→ **AIM OF THE TASK**: Each line of the material must be repeated precisely, with the pictures left out.

Dataset rows about figures
◇ ◇ ◇ ◇

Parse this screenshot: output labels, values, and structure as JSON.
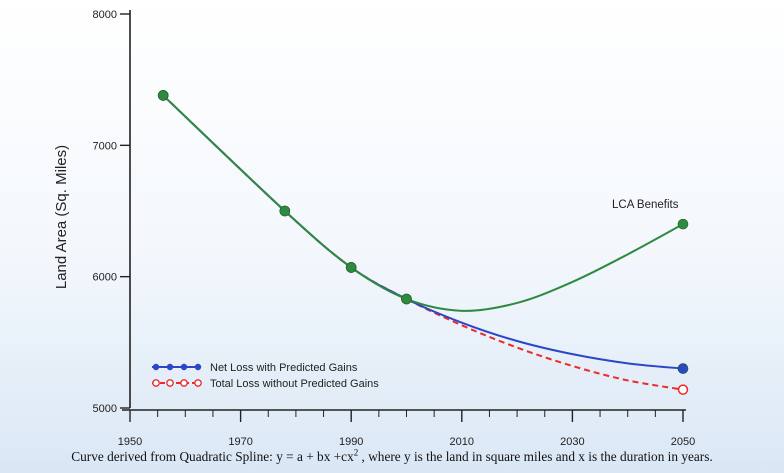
{
  "chart_data": {
    "type": "line",
    "ylabel": "Land Area  (Sq. Miles)",
    "xlabel": "",
    "title": "",
    "xlim": [
      1950,
      2050
    ],
    "ylim": [
      5000,
      8000
    ],
    "x_ticks": [
      1950,
      1970,
      1990,
      2010,
      2030,
      2050
    ],
    "y_ticks": [
      5000,
      6000,
      7000,
      8000
    ],
    "annotations": [
      {
        "text": "LCA Benefits",
        "x": 2050,
        "y": 6400
      }
    ],
    "legend_position": "bottom-left",
    "series": [
      {
        "name": "Net Loss with Predicted Gains",
        "color": "#2b46c7",
        "style": "solid",
        "marker": "filled-circle",
        "x": [
          1956,
          1978,
          1990,
          2000,
          2010,
          2020,
          2030,
          2040,
          2050
        ],
        "y": [
          7380,
          6500,
          6070,
          5830,
          5650,
          5510,
          5410,
          5340,
          5300
        ],
        "markers_at": [
          1956,
          1978,
          1990,
          2000,
          2050
        ]
      },
      {
        "name": "Total Loss without Predicted Gains",
        "color": "#ee2a2a",
        "style": "dashed",
        "marker": "open-circle",
        "x": [
          1956,
          1978,
          1990,
          2000,
          2010,
          2020,
          2030,
          2040,
          2050
        ],
        "y": [
          7380,
          6500,
          6070,
          5830,
          5630,
          5460,
          5320,
          5210,
          5140
        ],
        "markers_at": [
          1956,
          1978,
          1990,
          2000,
          2050
        ]
      },
      {
        "name": "LCA Benefits",
        "color": "#2e8a3e",
        "style": "solid",
        "marker": "filled-circle",
        "x": [
          1956,
          1978,
          1990,
          2000,
          2010,
          2020,
          2030,
          2040,
          2050
        ],
        "y": [
          7380,
          6500,
          6070,
          5830,
          5740,
          5800,
          5960,
          6170,
          6400
        ],
        "markers_at": [
          1956,
          1978,
          1990,
          2000,
          2050
        ]
      }
    ]
  },
  "caption": {
    "part1": "Curve derived from Quadratic Spline: y = a + bx +cx",
    "sup": "2",
    "part2": " , where y is the land in square miles and x is the duration in years."
  }
}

◇ ◇ ◇ ◇

→ **IN RESPONSE**:
Parse this screenshot: output labels, values, and structure as JSON.
{
  "chart_data": {
    "type": "line",
    "ylabel": "Land Area  (Sq. Miles)",
    "xlabel": "",
    "title": "",
    "xlim": [
      1950,
      2050
    ],
    "ylim": [
      5000,
      8000
    ],
    "x_ticks": [
      1950,
      1970,
      1990,
      2010,
      2030,
      2050
    ],
    "y_ticks": [
      5000,
      6000,
      7000,
      8000
    ],
    "annotations": [
      {
        "text": "LCA Benefits",
        "x": 2050,
        "y": 6400
      }
    ],
    "legend_position": "bottom-left",
    "series": [
      {
        "name": "Net Loss with Predicted Gains",
        "color": "#2b46c7",
        "style": "solid",
        "marker": "filled-circle",
        "x": [
          1956,
          1978,
          1990,
          2000,
          2010,
          2020,
          2030,
          2040,
          2050
        ],
        "y": [
          7380,
          6500,
          6070,
          5830,
          5650,
          5510,
          5410,
          5340,
          5300
        ],
        "markers_at": [
          1956,
          1978,
          1990,
          2000,
          2050
        ]
      },
      {
        "name": "Total Loss without Predicted Gains",
        "color": "#ee2a2a",
        "style": "dashed",
        "marker": "open-circle",
        "x": [
          1956,
          1978,
          1990,
          2000,
          2010,
          2020,
          2030,
          2040,
          2050
        ],
        "y": [
          7380,
          6500,
          6070,
          5830,
          5630,
          5460,
          5320,
          5210,
          5140
        ],
        "markers_at": [
          1956,
          1978,
          1990,
          2000,
          2050
        ]
      },
      {
        "name": "LCA Benefits",
        "color": "#2e8a3e",
        "style": "solid",
        "marker": "filled-circle",
        "x": [
          1956,
          1978,
          1990,
          2000,
          2010,
          2020,
          2030,
          2040,
          2050
        ],
        "y": [
          7380,
          6500,
          6070,
          5830,
          5740,
          5800,
          5960,
          6170,
          6400
        ],
        "markers_at": [
          1956,
          1978,
          1990,
          2000,
          2050
        ]
      }
    ]
  },
  "caption": {
    "part1": "Curve derived from Quadratic Spline: y = a + bx +cx",
    "sup": "2",
    "part2": " , where y is the land in square miles and x is the duration in years."
  }
}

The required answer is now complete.